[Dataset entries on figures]
— begin —
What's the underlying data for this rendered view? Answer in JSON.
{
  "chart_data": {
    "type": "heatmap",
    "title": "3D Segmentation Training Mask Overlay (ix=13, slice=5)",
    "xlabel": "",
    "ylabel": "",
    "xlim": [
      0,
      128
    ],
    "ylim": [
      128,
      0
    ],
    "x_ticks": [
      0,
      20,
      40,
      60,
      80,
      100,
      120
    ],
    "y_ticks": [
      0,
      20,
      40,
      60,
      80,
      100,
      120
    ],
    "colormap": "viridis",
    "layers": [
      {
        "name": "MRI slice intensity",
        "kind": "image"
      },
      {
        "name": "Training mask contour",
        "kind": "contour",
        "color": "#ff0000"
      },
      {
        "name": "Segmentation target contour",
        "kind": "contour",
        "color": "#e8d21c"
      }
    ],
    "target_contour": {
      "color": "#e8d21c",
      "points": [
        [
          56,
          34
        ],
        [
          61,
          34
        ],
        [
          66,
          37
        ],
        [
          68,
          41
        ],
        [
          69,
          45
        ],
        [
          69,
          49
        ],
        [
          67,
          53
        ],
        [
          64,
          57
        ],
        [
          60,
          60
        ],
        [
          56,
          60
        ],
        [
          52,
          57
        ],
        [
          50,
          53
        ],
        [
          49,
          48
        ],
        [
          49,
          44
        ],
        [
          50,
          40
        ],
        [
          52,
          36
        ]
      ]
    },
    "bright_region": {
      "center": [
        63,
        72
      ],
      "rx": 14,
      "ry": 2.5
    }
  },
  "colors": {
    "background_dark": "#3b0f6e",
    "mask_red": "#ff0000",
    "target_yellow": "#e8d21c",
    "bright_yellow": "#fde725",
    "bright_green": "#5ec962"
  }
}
— end —
Task details: Find the word "name" in the records and pull out each line that has it.

Reply:
        "name": "MRI slice intensity",
        "name": "Training mask contour",
        "name": "Segmentation target contour",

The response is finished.